Write down every entry below once more, exactly.

Extracted records:

+ + + + + + +

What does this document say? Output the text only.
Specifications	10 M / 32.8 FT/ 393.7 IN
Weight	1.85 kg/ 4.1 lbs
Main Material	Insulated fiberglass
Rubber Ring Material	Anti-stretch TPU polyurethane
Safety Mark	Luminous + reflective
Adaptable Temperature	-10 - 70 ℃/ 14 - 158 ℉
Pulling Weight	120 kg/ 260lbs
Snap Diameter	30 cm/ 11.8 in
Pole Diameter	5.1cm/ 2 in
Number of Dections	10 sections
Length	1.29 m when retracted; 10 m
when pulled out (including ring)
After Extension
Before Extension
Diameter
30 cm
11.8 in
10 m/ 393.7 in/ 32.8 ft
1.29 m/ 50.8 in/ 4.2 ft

+ + + + + + +

**Answer to this exercise**
What does this document say? Output the text only.
Specifications	10 M / 32.8 FT/ 393.7 IN
Weight	1.85 kg/ 4.1 lbs
Main Material	Insulated fiberglass
Rubber Ring Material	Anti-stretch TPU polyurethane
Safety Mark	Luminous + reflective
Adaptable Temperature	-10 - 70 ℃/ 14 - 158 ℉
Pulling Weight	120 kg/ 260lbs
Snap Diameter	30 cm/ 11.8 in
Pole Diameter	5.1cm/ 2 in
Number of Dections	10 sections
Length	1.29 m when retracted; 10 m
when pulled out (including ring)
After Extension
Before Extension
Diameter
30 cm
11.8 in
10 m/ 393.7 in/ 32.8 ft
1.29 m/ 50.8 in/ 4.2 ft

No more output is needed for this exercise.